Data shown start

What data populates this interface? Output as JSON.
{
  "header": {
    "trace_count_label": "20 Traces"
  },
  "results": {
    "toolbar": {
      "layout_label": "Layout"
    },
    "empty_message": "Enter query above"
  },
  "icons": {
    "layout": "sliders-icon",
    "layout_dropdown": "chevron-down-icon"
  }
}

Data shown end

* [Exercise aim] Restate each of the entries above verbatim.

* [Answer to this task]
What data populates this interface? Output as JSON.
{
  "header": {
    "trace_count_label": "20 Traces"
  },
  "results": {
    "toolbar": {
      "layout_label": "Layout"
    },
    "empty_message": "Enter query above"
  },
  "icons": {
    "layout": "sliders-icon",
    "layout_dropdown": "chevron-down-icon"
  }
}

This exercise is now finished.